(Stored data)
____________
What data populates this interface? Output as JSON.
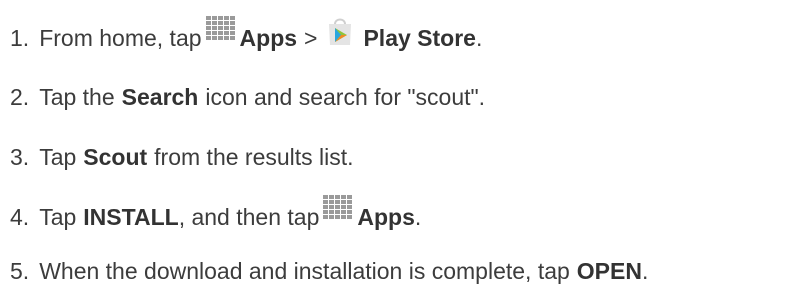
{
  "steps": [
    {
      "number": "1.",
      "t1": "From home, tap",
      "apps_icon": "apps-grid-icon",
      "b1": "Apps",
      "sep": ">",
      "play_icon": "play-store-icon",
      "b2": "Play Store",
      "end": "."
    },
    {
      "number": "2.",
      "t1": "Tap the",
      "b1": "Search",
      "t2": "icon and search for \"scout\"."
    },
    {
      "number": "3.",
      "t1": "Tap",
      "b1": "Scout",
      "t2": "from the results list."
    },
    {
      "number": "4.",
      "t1": "Tap",
      "b1": "INSTALL",
      "t2": ", and then tap",
      "apps_icon": "apps-grid-icon",
      "b2": "Apps",
      "end": "."
    },
    {
      "number": "5.",
      "t1": "When the download and installation is complete, tap",
      "b1": "OPEN",
      "end": "."
    }
  ],
  "colors": {
    "text": "#3c3c3c",
    "icon_gray": "#9a9a9a",
    "play_green": "#8fc43d",
    "play_blue": "#29a6de",
    "play_orange": "#f08a24",
    "play_bag": "#e4e4e4"
  }
}
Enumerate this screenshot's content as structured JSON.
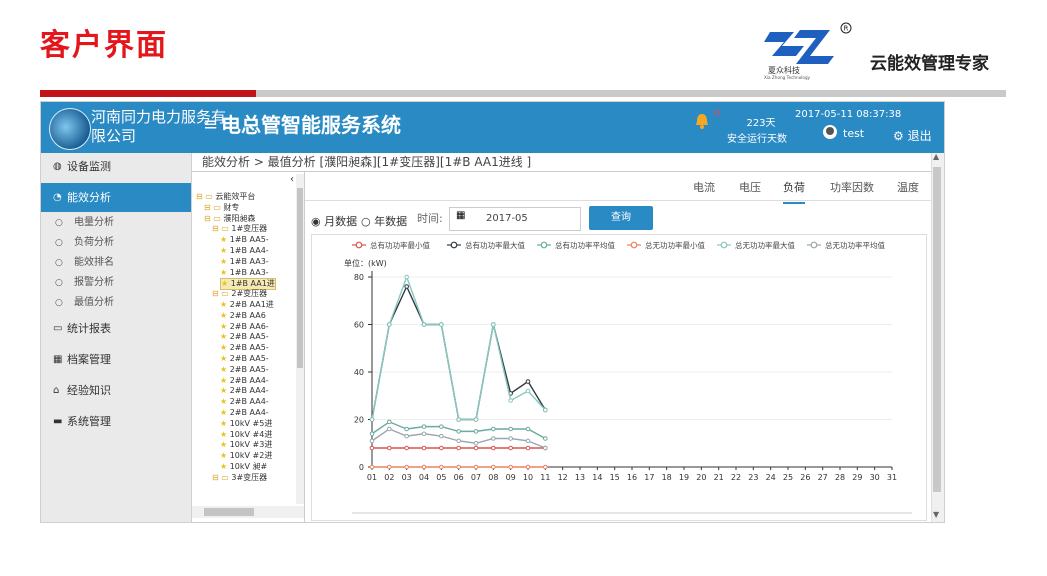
{
  "slide": {
    "title": "客户界面",
    "brand_cn": "夏众科技",
    "brand_en": "Xia Zhong Technology",
    "slogan": "云能效管理专家"
  },
  "app": {
    "company": "河南同力电力服务有限公司",
    "menu_icon": "≡",
    "system_title": "电总管智能服务系统",
    "alert_count": "0",
    "run_days": "223天",
    "run_label": "安全运行天数",
    "datetime": "2017-05-11 08:37:38",
    "user": "test",
    "logout": "退出"
  },
  "sidebar": {
    "items": [
      {
        "icon": "dashboard-icon",
        "glyph": "◍",
        "label": "设备监测"
      },
      {
        "icon": "energy-icon",
        "glyph": "◔",
        "label": "能效分析"
      },
      {
        "icon": "monitor-icon",
        "glyph": "▭",
        "label": "统计报表"
      },
      {
        "icon": "table-icon",
        "glyph": "▦",
        "label": "档案管理"
      },
      {
        "icon": "home-icon",
        "glyph": "⌂",
        "label": "经验知识"
      },
      {
        "icon": "folder-icon",
        "glyph": "▬",
        "label": "系统管理"
      }
    ],
    "subitems": [
      "电量分析",
      "负荷分析",
      "能效排名",
      "报警分析",
      "最值分析"
    ]
  },
  "breadcrumb": "能效分析 > 最值分析 [濮阳昶森][1#变压器][1#B AA1进线 ]",
  "tree": [
    {
      "label": "云能效平台",
      "level": 0,
      "type": "folder"
    },
    {
      "label": "财专",
      "level": 1,
      "type": "folder"
    },
    {
      "label": "濮阳昶森",
      "level": 1,
      "type": "folder"
    },
    {
      "label": "1#变压器",
      "level": 2,
      "type": "folder"
    },
    {
      "label": "1#B AA5-",
      "level": 3,
      "type": "star"
    },
    {
      "label": "1#B AA4-",
      "level": 3,
      "type": "star"
    },
    {
      "label": "1#B AA3-",
      "level": 3,
      "type": "star"
    },
    {
      "label": "1#B AA3-",
      "level": 3,
      "type": "star"
    },
    {
      "label": "1#B AA1进",
      "level": 3,
      "type": "star",
      "selected": true
    },
    {
      "label": "2#变压器",
      "level": 2,
      "type": "folder"
    },
    {
      "label": "2#B AA1进",
      "level": 3,
      "type": "star"
    },
    {
      "label": "2#B AA6",
      "level": 3,
      "type": "star"
    },
    {
      "label": "2#B AA6-",
      "level": 3,
      "type": "star"
    },
    {
      "label": "2#B AA5-",
      "level": 3,
      "type": "star"
    },
    {
      "label": "2#B AA5-",
      "level": 3,
      "type": "star"
    },
    {
      "label": "2#B AA5-",
      "level": 3,
      "type": "star"
    },
    {
      "label": "2#B AA5-",
      "level": 3,
      "type": "star"
    },
    {
      "label": "2#B AA4-",
      "level": 3,
      "type": "star"
    },
    {
      "label": "2#B AA4-",
      "level": 3,
      "type": "star"
    },
    {
      "label": "2#B AA4-",
      "level": 3,
      "type": "star"
    },
    {
      "label": "2#B AA4-",
      "level": 3,
      "type": "star"
    },
    {
      "label": "10kV #5进",
      "level": 3,
      "type": "star"
    },
    {
      "label": "10kV #4进",
      "level": 3,
      "type": "star"
    },
    {
      "label": "10kV #3进",
      "level": 3,
      "type": "star"
    },
    {
      "label": "10kV #2进",
      "level": 3,
      "type": "star"
    },
    {
      "label": "10kV 昶#",
      "level": 3,
      "type": "star"
    },
    {
      "label": "3#变压器",
      "level": 2,
      "type": "folder"
    }
  ],
  "tabs": [
    "电流",
    "电压",
    "负荷",
    "功率因数",
    "温度"
  ],
  "active_tab": 2,
  "controls": {
    "radio_month": "月数据",
    "radio_year": "年数据",
    "time_label": "时间:",
    "date_value": "2017-05",
    "query_button": "查询"
  },
  "chart_data": {
    "type": "line",
    "unit_label": "单位：(kW)",
    "x": [
      "01",
      "02",
      "03",
      "04",
      "05",
      "06",
      "07",
      "08",
      "09",
      "10",
      "11",
      "12",
      "13",
      "14",
      "15",
      "16",
      "17",
      "18",
      "19",
      "20",
      "21",
      "22",
      "23",
      "24",
      "25",
      "26",
      "27",
      "28",
      "29",
      "30",
      "31"
    ],
    "ylim": [
      0,
      80
    ],
    "yticks": [
      0,
      20,
      40,
      60,
      80
    ],
    "series": [
      {
        "name": "总有功功率最小值",
        "color": "#d9534f",
        "values": [
          8,
          8,
          8,
          8,
          8,
          8,
          8,
          8,
          8,
          8,
          8
        ]
      },
      {
        "name": "总有功功率最大值",
        "color": "#2f3a44",
        "values": [
          20,
          60,
          76,
          60,
          60,
          20,
          20,
          60,
          31,
          36,
          24
        ]
      },
      {
        "name": "总有功功率平均值",
        "color": "#6aaba0",
        "values": [
          14,
          19,
          16,
          17,
          17,
          15,
          15,
          16,
          16,
          16,
          12
        ]
      },
      {
        "name": "总无功功率最小值",
        "color": "#e8865a",
        "values": [
          0,
          0,
          0,
          0,
          0,
          0,
          0,
          0,
          0,
          0,
          0
        ]
      },
      {
        "name": "总无功功率最大值",
        "color": "#87c8bf",
        "values": [
          20,
          60,
          80,
          60,
          60,
          20,
          20,
          60,
          28,
          32,
          24
        ]
      },
      {
        "name": "总无功功率平均值",
        "color": "#9aa6ae",
        "values": [
          11,
          16,
          13,
          14,
          13,
          11,
          10,
          12,
          12,
          11,
          8
        ]
      }
    ]
  }
}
____________
WHAT IS BEING ASKED:
From the data above, show each line that contains "name".

CORRECT RESPONSE:
        "name": "总有功功率最小值",
        "name": "总有功功率最大值",
        "name": "总有功功率平均值",
        "name": "总无功功率最小值",
        "name": "总无功功率最大值",
        "name": "总无功功率平均值",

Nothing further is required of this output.